RECORDS FOR THIS EXERCISE:

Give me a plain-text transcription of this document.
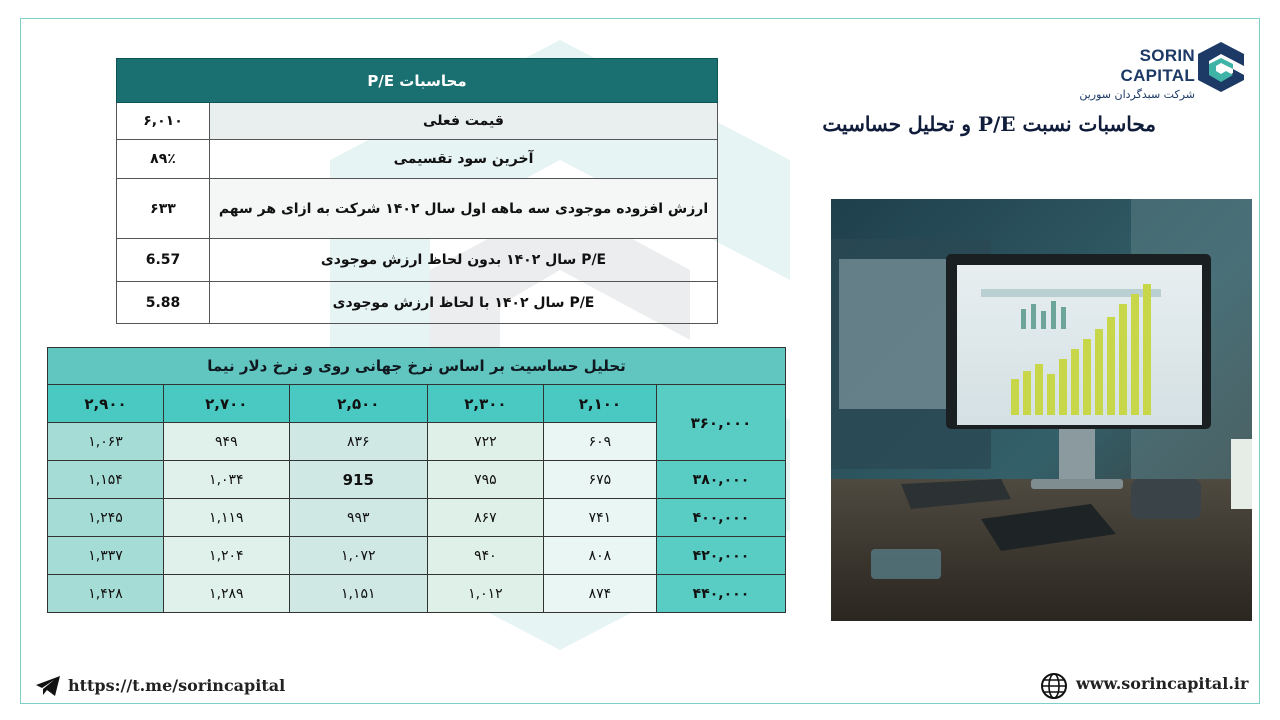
SORIN CAPITAL
شرکت سبدگردان سورین
محاسبات نسبت P/E و تحلیل حساسیت
محاسبات P/E	
قیمت فعلی	۶,۰۱۰
آخرین سود تقسیمی	۸۹٪
ارزش افزوده موجودی سه ماهه اول سال ۱۴۰۲ شرکت به ازای هر سهم	۶۳۳
P/E سال ۱۴۰۲ بدون لحاظ ارزش موجودی	6.57
P/E سال ۱۴۰۲ با لحاظ ارزش موجودی	5.88
تحلیل حساسیت بر اساس نرخ جهانی روی و نرخ دلار نیما					
۳۶۰,۰۰۰	۲,۱۰۰	۲,۳۰۰	۲,۵۰۰	۲,۷۰۰	۲,۹۰۰
	۶۰۹	۷۲۲	۸۳۶	۹۴۹	۱,۰۶۳
۳۸۰,۰۰۰	۶۷۵	۷۹۵	915	۱,۰۳۴	۱,۱۵۴
۴۰۰,۰۰۰	۷۴۱	۸۶۷	۹۹۳	۱,۱۱۹	۱,۲۴۵
۴۲۰,۰۰۰	۸۰۸	۹۴۰	۱,۰۷۲	۱,۲۰۴	۱,۳۳۷
۴۴۰,۰۰۰	۸۷۴	۱,۰۱۲	۱,۱۵۱	۱,۲۸۹	۱,۴۲۸
https://t.me/sorincapital	www.sorincapital.ir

WORK TO BE COMPLETED: Where a line holds "موجودی", copy that line.

RESPONSE FOR THIS EXERCISE:
ارزش افزوده موجودی سه ماهه اول سال ۱۴۰۲ شرکت به ازای هر سهم	۶۳۳
P/E سال ۱۴۰۲ بدون لحاظ ارزش موجودی	6.57
P/E سال ۱۴۰۲ با لحاظ ارزش موجودی	5.88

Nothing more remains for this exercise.